Texte de lecture:
Bienvenue dans le cerveau coupé-collé d’une machine misanthrope qui a tout d’un humain ? C’est un peu beaucoup ce que m’évoque la série Murderbot. Imaginez un robot de combat, sarcastique, allergique à la socialisation, bouffé d’angoisses sous ses airs froids et qui trompe son anxiété en visionnant des séries à la pelle : voici le schéma mental de SecUnit 238776431, le Murderbot du titre. Un Asassynth programmé pour assurer la sécurité de ses propriétaires. En théorie. Car du moment où il est adopté par une bande de scientifiques un brin idéalistes, le destin de SecUnit va bifurquer. Et pas qu’un peu.

Consignes:
(1) Comment traduire en anglais cette phrase du texte sur la série Murderbot : « Car du moment où il est adopté par une bande de scientifiques un brin idéalistes, le destin de SecUnit va bifurquer. » ?
(2) Recopiez le passage du texte sur la série Murderbot qui va de « Bienvenue dans le » jusqu'à « pas qu’un peu. » inclus.
Les lignes n'ont aucun lien avec le texte sur la série Murderbot.

Extrait de données:
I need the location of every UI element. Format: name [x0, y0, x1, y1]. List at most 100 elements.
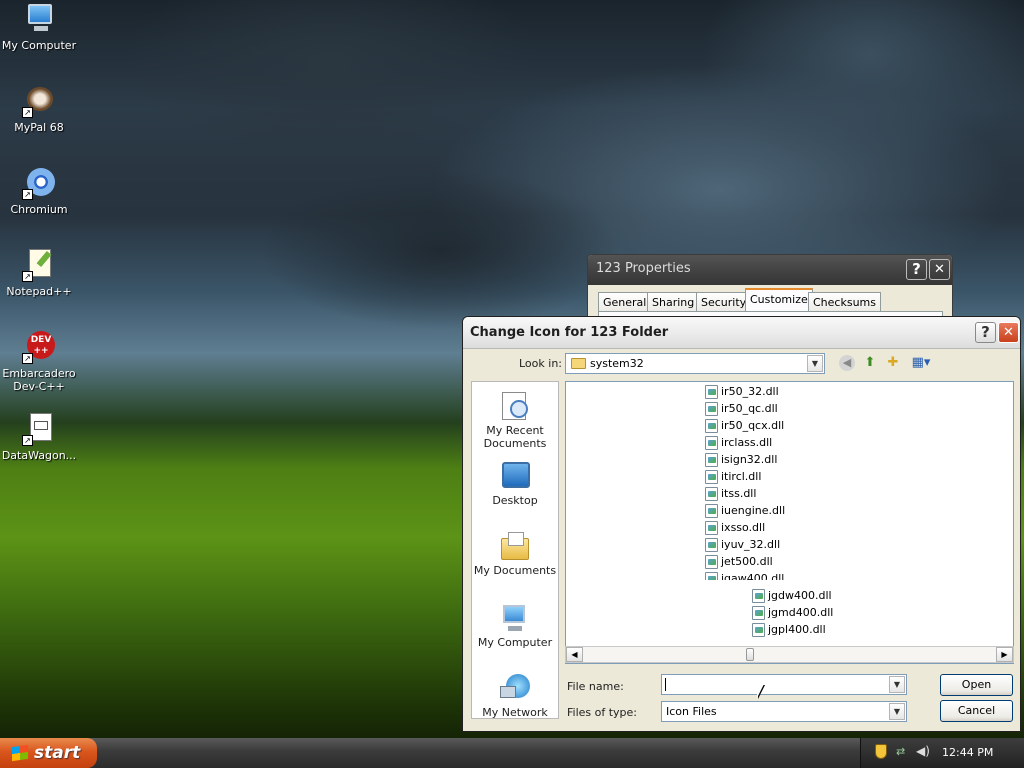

Corrigés:
(1) Because from the moment it is adopted by a band of somewhat idealistic scientists, SecUnit's destiny is going to take a different path.

(2)
Bienvenue dans le cerveau coupé-collé d’une machine misanthrope qui a tout d’un humain ? C’est un peu beaucoup ce que m’évoque la série Murderbot. Imaginez un robot de combat, sarcastique, allergique à la socialisation, bouffé d’angoisses sous ses airs froids et qui trompe son anxiété en visionnant des séries à la pelle : voici le schéma mental de SecUnit 238776431, le Murderbot du titre. Un Asassynth programmé pour assurer la sécurité de ses propriétaires. En théorie. Car du moment où il est adopté par une bande de scientifiques un brin idéalistes, le destin de SecUnit va bifurquer. Et pas qu’un peu.